- What you need to do:
Return the records that follow, matching each one exactly.

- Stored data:
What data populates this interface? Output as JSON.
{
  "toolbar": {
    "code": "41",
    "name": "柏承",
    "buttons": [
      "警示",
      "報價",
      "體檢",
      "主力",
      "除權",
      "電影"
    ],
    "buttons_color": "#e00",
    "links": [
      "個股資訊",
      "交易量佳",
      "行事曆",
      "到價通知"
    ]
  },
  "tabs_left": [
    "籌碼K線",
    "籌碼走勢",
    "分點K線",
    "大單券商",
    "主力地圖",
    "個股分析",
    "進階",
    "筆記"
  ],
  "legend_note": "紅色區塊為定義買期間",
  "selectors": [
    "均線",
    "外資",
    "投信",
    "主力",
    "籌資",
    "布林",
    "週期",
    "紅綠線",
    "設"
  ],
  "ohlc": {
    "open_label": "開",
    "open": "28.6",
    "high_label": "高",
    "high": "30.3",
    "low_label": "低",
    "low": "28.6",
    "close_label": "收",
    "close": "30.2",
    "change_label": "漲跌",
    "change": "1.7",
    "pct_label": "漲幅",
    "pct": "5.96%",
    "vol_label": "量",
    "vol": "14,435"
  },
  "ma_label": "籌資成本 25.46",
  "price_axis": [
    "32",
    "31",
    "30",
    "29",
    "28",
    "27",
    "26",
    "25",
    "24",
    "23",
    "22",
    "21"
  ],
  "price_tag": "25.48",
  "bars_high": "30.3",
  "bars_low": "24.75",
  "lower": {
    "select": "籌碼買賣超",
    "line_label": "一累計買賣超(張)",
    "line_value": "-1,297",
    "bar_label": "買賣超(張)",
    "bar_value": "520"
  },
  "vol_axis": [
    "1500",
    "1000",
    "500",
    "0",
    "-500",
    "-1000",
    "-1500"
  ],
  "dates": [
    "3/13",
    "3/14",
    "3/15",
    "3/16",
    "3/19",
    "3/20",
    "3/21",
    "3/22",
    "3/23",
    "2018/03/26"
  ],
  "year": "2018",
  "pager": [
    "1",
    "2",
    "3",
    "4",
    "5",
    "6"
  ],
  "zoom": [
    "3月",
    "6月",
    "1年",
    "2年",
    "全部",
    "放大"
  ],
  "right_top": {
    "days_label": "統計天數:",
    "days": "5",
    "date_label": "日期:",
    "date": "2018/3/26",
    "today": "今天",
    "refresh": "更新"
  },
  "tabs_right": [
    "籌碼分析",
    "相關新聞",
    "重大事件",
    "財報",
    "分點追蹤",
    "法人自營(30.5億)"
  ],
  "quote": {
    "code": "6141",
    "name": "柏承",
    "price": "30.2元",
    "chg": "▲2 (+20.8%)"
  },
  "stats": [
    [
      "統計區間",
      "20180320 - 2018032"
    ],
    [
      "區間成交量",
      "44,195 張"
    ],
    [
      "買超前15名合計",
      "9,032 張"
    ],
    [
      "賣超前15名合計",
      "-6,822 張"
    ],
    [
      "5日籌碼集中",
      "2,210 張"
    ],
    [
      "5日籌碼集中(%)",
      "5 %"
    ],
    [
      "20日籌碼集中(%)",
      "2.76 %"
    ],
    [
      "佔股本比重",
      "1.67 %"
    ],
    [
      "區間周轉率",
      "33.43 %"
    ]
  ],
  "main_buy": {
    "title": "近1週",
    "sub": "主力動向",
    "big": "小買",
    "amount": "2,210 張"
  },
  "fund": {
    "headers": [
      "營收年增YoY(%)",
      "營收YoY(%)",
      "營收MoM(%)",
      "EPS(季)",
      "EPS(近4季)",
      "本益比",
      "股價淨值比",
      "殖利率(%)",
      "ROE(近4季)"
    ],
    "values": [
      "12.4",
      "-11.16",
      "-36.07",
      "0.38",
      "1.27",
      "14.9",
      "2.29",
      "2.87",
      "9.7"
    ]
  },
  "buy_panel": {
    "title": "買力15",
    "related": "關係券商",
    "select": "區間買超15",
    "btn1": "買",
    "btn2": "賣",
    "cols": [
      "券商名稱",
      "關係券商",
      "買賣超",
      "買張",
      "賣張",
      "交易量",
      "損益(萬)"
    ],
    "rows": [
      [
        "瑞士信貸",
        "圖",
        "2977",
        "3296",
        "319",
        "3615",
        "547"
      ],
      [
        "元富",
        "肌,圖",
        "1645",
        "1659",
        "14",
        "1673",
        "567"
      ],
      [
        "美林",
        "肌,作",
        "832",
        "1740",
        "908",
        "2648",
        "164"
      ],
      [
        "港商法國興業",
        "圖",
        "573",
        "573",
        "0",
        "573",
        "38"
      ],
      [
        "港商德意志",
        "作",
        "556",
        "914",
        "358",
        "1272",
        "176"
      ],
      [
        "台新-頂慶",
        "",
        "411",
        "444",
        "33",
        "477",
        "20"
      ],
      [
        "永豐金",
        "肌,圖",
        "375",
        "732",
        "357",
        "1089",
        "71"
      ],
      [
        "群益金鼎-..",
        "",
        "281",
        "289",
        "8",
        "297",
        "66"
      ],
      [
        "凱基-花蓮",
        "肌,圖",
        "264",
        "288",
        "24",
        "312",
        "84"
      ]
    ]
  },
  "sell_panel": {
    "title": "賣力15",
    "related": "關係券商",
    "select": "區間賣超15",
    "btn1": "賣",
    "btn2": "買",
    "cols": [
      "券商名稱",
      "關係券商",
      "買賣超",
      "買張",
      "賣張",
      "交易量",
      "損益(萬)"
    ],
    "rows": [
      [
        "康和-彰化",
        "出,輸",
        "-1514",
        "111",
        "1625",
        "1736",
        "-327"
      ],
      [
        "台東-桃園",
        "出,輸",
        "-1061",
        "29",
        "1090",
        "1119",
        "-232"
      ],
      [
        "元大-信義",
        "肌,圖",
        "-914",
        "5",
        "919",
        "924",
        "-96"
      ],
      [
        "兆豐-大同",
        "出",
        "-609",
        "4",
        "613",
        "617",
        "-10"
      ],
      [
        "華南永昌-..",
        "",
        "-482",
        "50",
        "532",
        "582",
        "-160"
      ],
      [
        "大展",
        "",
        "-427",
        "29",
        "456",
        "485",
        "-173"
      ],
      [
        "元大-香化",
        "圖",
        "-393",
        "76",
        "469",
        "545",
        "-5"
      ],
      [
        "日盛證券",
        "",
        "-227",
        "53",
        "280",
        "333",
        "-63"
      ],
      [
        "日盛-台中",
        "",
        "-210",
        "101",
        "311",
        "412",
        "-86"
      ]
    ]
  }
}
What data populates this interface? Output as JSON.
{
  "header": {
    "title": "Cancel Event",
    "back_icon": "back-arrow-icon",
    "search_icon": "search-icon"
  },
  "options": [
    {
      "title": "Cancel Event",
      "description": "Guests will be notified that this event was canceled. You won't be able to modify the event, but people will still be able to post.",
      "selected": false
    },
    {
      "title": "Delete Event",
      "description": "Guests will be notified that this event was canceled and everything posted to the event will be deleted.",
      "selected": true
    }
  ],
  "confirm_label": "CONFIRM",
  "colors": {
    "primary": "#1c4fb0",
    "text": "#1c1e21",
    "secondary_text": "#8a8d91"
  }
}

- Exercise result:
What data populates this interface? Output as JSON.
{
  "toolbar": {
    "code": "41",
    "name": "柏承",
    "buttons": [
      "警示",
      "報價",
      "體檢",
      "主力",
      "除權",
      "電影"
    ],
    "buttons_color": "#e00",
    "links": [
      "個股資訊",
      "交易量佳",
      "行事曆",
      "到價通知"
    ]
  },
  "tabs_left": [
    "籌碼K線",
    "籌碼走勢",
    "分點K線",
    "大單券商",
    "主力地圖",
    "個股分析",
    "進階",
    "筆記"
  ],
  "legend_note": "紅色區塊為定義買期間",
  "selectors": [
    "均線",
    "外資",
    "投信",
    "主力",
    "籌資",
    "布林",
    "週期",
    "紅綠線",
    "設"
  ],
  "ohlc": {
    "open_label": "開",
    "open": "28.6",
    "high_label": "高",
    "high": "30.3",
    "low_label": "低",
    "low": "28.6",
    "close_label": "收",
    "close": "30.2",
    "change_label": "漲跌",
    "change": "1.7",
    "pct_label": "漲幅",
    "pct": "5.96%",
    "vol_label": "量",
    "vol": "14,435"
  },
  "ma_label": "籌資成本 25.46",
  "price_axis": [
    "32",
    "31",
    "30",
    "29",
    "28",
    "27",
    "26",
    "25",
    "24",
    "23",
    "22",
    "21"
  ],
  "price_tag": "25.48",
  "bars_high": "30.3",
  "bars_low": "24.75",
  "lower": {
    "select": "籌碼買賣超",
    "line_label": "一累計買賣超(張)",
    "line_value": "-1,297",
    "bar_label": "買賣超(張)",
    "bar_value": "520"
  },
  "vol_axis": [
    "1500",
    "1000",
    "500",
    "0",
    "-500",
    "-1000",
    "-1500"
  ],
  "dates": [
    "3/13",
    "3/14",
    "3/15",
    "3/16",
    "3/19",
    "3/20",
    "3/21",
    "3/22",
    "3/23",
    "2018/03/26"
  ],
  "year": "2018",
  "pager": [
    "1",
    "2",
    "3",
    "4",
    "5",
    "6"
  ],
  "zoom": [
    "3月",
    "6月",
    "1年",
    "2年",
    "全部",
    "放大"
  ],
  "right_top": {
    "days_label": "統計天數:",
    "days": "5",
    "date_label": "日期:",
    "date": "2018/3/26",
    "today": "今天",
    "refresh": "更新"
  },
  "tabs_right": [
    "籌碼分析",
    "相關新聞",
    "重大事件",
    "財報",
    "分點追蹤",
    "法人自營(30.5億)"
  ],
  "quote": {
    "code": "6141",
    "name": "柏承",
    "price": "30.2元",
    "chg": "▲2 (+20.8%)"
  },
  "stats": [
    [
      "統計區間",
      "20180320 - 2018032"
    ],
    [
      "區間成交量",
      "44,195 張"
    ],
    [
      "買超前15名合計",
      "9,032 張"
    ],
    [
      "賣超前15名合計",
      "-6,822 張"
    ],
    [
      "5日籌碼集中",
      "2,210 張"
    ],
    [
      "5日籌碼集中(%)",
      "5 %"
    ],
    [
      "20日籌碼集中(%)",
      "2.76 %"
    ],
    [
      "佔股本比重",
      "1.67 %"
    ],
    [
      "區間周轉率",
      "33.43 %"
    ]
  ],
  "main_buy": {
    "title": "近1週",
    "sub": "主力動向",
    "big": "小買",
    "amount": "2,210 張"
  },
  "fund": {
    "headers": [
      "營收年增YoY(%)",
      "營收YoY(%)",
      "營收MoM(%)",
      "EPS(季)",
      "EPS(近4季)",
      "本益比",
      "股價淨值比",
      "殖利率(%)",
      "ROE(近4季)"
    ],
    "values": [
      "12.4",
      "-11.16",
      "-36.07",
      "0.38",
      "1.27",
      "14.9",
      "2.29",
      "2.87",
      "9.7"
    ]
  },
  "buy_panel": {
    "title": "買力15",
    "related": "關係券商",
    "select": "區間買超15",
    "btn1": "買",
    "btn2": "賣",
    "cols": [
      "券商名稱",
      "關係券商",
      "買賣超",
      "買張",
      "賣張",
      "交易量",
      "損益(萬)"
    ],
    "rows": [
      [
        "瑞士信貸",
        "圖",
        "2977",
        "3296",
        "319",
        "3615",
        "547"
      ],
      [
        "元富",
        "肌,圖",
        "1645",
        "1659",
        "14",
        "1673",
        "567"
      ],
      [
        "美林",
        "肌,作",
        "832",
        "1740",
        "908",
        "2648",
        "164"
      ],
      [
        "港商法國興業",
        "圖",
        "573",
        "573",
        "0",
        "573",
        "38"
      ],
      [
        "港商德意志",
        "作",
        "556",
        "914",
        "358",
        "1272",
        "176"
      ],
      [
        "台新-頂慶",
        "",
        "411",
        "444",
        "33",
        "477",
        "20"
      ],
      [
        "永豐金",
        "肌,圖",
        "375",
        "732",
        "357",
        "1089",
        "71"
      ],
      [
        "群益金鼎-..",
        "",
        "281",
        "289",
        "8",
        "297",
        "66"
      ],
      [
        "凱基-花蓮",
        "肌,圖",
        "264",
        "288",
        "24",
        "312",
        "84"
      ]
    ]
  },
  "sell_panel": {
    "title": "賣力15",
    "related": "關係券商",
    "select": "區間賣超15",
    "btn1": "賣",
    "btn2": "買",
    "cols": [
      "券商名稱",
      "關係券商",
      "買賣超",
      "買張",
      "賣張",
      "交易量",
      "損益(萬)"
    ],
    "rows": [
      [
        "康和-彰化",
        "出,輸",
        "-1514",
        "111",
        "1625",
        "1736",
        "-327"
      ],
      [
        "台東-桃園",
        "出,輸",
        "-1061",
        "29",
        "1090",
        "1119",
        "-232"
      ],
      [
        "元大-信義",
        "肌,圖",
        "-914",
        "5",
        "919",
        "924",
        "-96"
      ],
      [
        "兆豐-大同",
        "出",
        "-609",
        "4",
        "613",
        "617",
        "-10"
      ],
      [
        "華南永昌-..",
        "",
        "-482",
        "50",
        "532",
        "582",
        "-160"
      ],
      [
        "大展",
        "",
        "-427",
        "29",
        "456",
        "485",
        "-173"
      ],
      [
        "元大-香化",
        "圖",
        "-393",
        "76",
        "469",
        "545",
        "-5"
      ],
      [
        "日盛證券",
        "",
        "-227",
        "53",
        "280",
        "333",
        "-63"
      ],
      [
        "日盛-台中",
        "",
        "-210",
        "101",
        "311",
        "412",
        "-86"
      ]
    ]
  }
}
What data populates this interface? Output as JSON.
{
  "header": {
    "title": "Cancel Event",
    "back_icon": "back-arrow-icon",
    "search_icon": "search-icon"
  },
  "options": [
    {
      "title": "Cancel Event",
      "description": "Guests will be notified that this event was canceled. You won't be able to modify the event, but people will still be able to post.",
      "selected": false
    },
    {
      "title": "Delete Event",
      "description": "Guests will be notified that this event was canceled and everything posted to the event will be deleted.",
      "selected": true
    }
  ],
  "confirm_label": "CONFIRM",
  "colors": {
    "primary": "#1c4fb0",
    "text": "#1c1e21",
    "secondary_text": "#8a8d91"
  }
}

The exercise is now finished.